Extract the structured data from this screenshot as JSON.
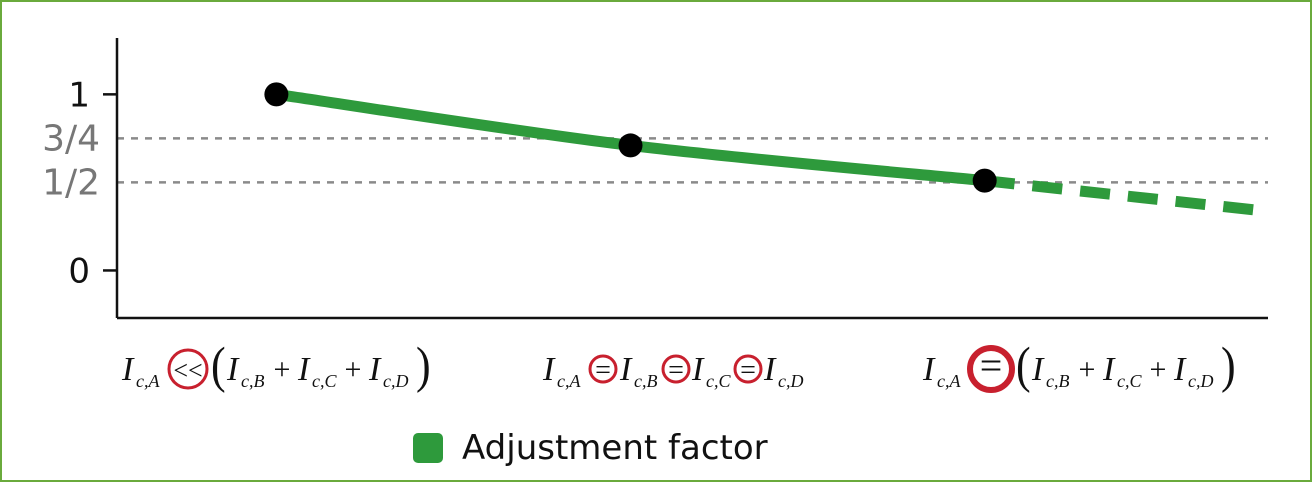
{
  "colors": {
    "border": "#6aaa3c",
    "curve": "#2e9a3c",
    "point": "#000000",
    "gridline": "#8a8a8a",
    "circle": "#c8202e",
    "tick_label_fraction": "#777777"
  },
  "chart_data": {
    "type": "line",
    "y_ticks": [
      {
        "value": 1,
        "label": "1"
      },
      {
        "value": 0.75,
        "label": "3/4"
      },
      {
        "value": 0.5,
        "label": "1/2"
      },
      {
        "value": 0,
        "label": "0"
      }
    ],
    "ylim": [
      -0.27,
      1.32
    ],
    "xlim": [
      -0.45,
      2.8
    ],
    "reference_lines": [
      0.75,
      0.5
    ],
    "categories": [
      {
        "x": 0,
        "lhs": "I",
        "lhs_sub": "c,A",
        "op": "<<",
        "terms": [
          "I",
          "I",
          "I"
        ],
        "term_subs": [
          "c,B",
          "c,C",
          "c,D"
        ],
        "joiner": "+",
        "grouped": true
      },
      {
        "x": 1,
        "lhs": "I",
        "lhs_sub": "c,A",
        "op": "=",
        "terms": [
          "I",
          "I",
          "I"
        ],
        "term_subs": [
          "c,B",
          "c,C",
          "c,D"
        ],
        "joiner": "=",
        "grouped": false
      },
      {
        "x": 2,
        "lhs": "I",
        "lhs_sub": "c,A",
        "op": "=",
        "terms": [
          "I",
          "I",
          "I"
        ],
        "term_subs": [
          "c,B",
          "c,C",
          "c,D"
        ],
        "joiner": "+",
        "grouped": true
      }
    ],
    "series": [
      {
        "name": "Adjustment factor",
        "points": [
          {
            "x": 0,
            "y": 1.0
          },
          {
            "x": 1,
            "y": 0.71
          },
          {
            "x": 2,
            "y": 0.51
          }
        ],
        "extrapolation": [
          {
            "x": 2,
            "y": 0.51
          },
          {
            "x": 2.78,
            "y": 0.34
          }
        ]
      }
    ],
    "legend": {
      "position": "bottom-center",
      "label": "Adjustment factor"
    }
  }
}
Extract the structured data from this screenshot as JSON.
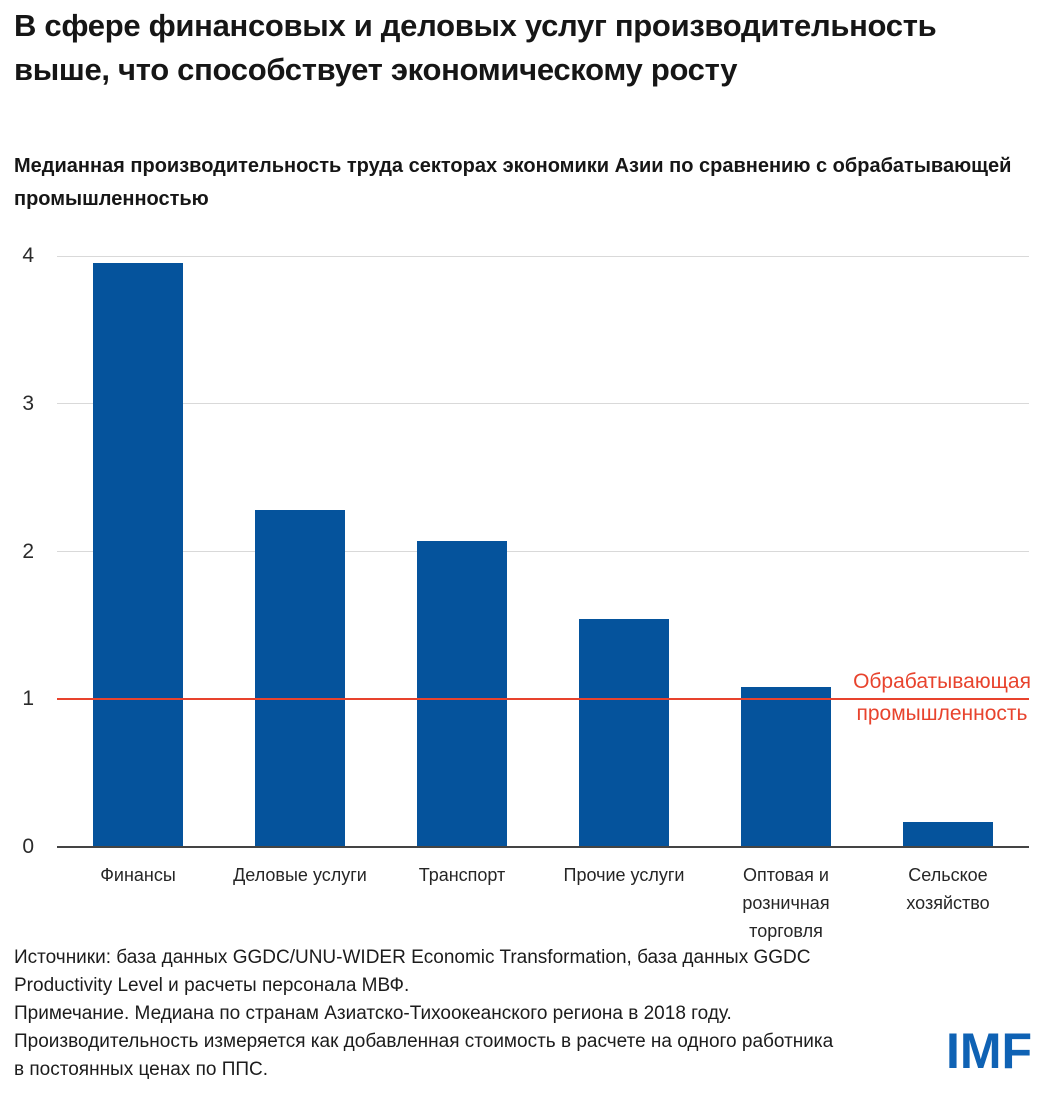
{
  "title": "В сфере финансовых и деловых услуг производительность выше, что способствует экономическому росту",
  "subtitle": "Медианная производительность труда секторах экономики Азии по сравнению с обрабатывающей промышленностью",
  "chart_data": {
    "type": "bar",
    "categories": [
      "Финансы",
      "Деловые услуги",
      "Транспорт",
      "Прочие услуги",
      "Оптовая и розничная торговля",
      "Сельское хозяйство"
    ],
    "category_display": [
      "Финансы",
      "Деловые услуги",
      "Транспорт",
      "Прочие услуги",
      "Оптовая и\nрозничная\nторговля",
      "Сельское\nхозяйство"
    ],
    "values": [
      3.95,
      2.28,
      2.07,
      1.54,
      1.08,
      0.17
    ],
    "title": "Медианная производительность труда секторах экономики Азии по сравнению с обрабатывающей промышленностью",
    "xlabel": "",
    "ylabel": "",
    "ylim": [
      0,
      4
    ],
    "y_ticks": [
      0,
      1,
      2,
      3,
      4
    ],
    "grid": true,
    "legend_position": "none",
    "reference_line": {
      "value": 1,
      "label": "Обрабатывающая промышленность",
      "label_display": "Обрабатывающая\nпромышленность"
    }
  },
  "footnotes": {
    "lines": [
      "Источники: база данных GGDC/UNU-WIDER Economic Transformation, база данных GGDC",
      "Productivity Level и расчеты персонала МВФ.",
      "Примечание. Медиана по странам Азиатско-Тихоокеанского региона в 2018 году.",
      "Производительность измеряется как добавленная стоимость в расчете на одного работника",
      "в постоянных ценах по ППС."
    ]
  },
  "logo_text": "IMF",
  "colors": {
    "bar": "#05539c",
    "reference": "#e8432d",
    "gridline": "#d9d9d9",
    "axis": "#444444",
    "logo": "#0f62b4"
  }
}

- **Short problem**
Every line above that contains the word "Азии" should be reported.

- **Written reply**
  "subtitle": "Медианная производительность труда секторах экономики Азии по сравнению с обрабатывающей промышленностью",
    "title": "Медианная производительность труда секторах экономики Азии по сравнению с обрабатывающей промышленностью",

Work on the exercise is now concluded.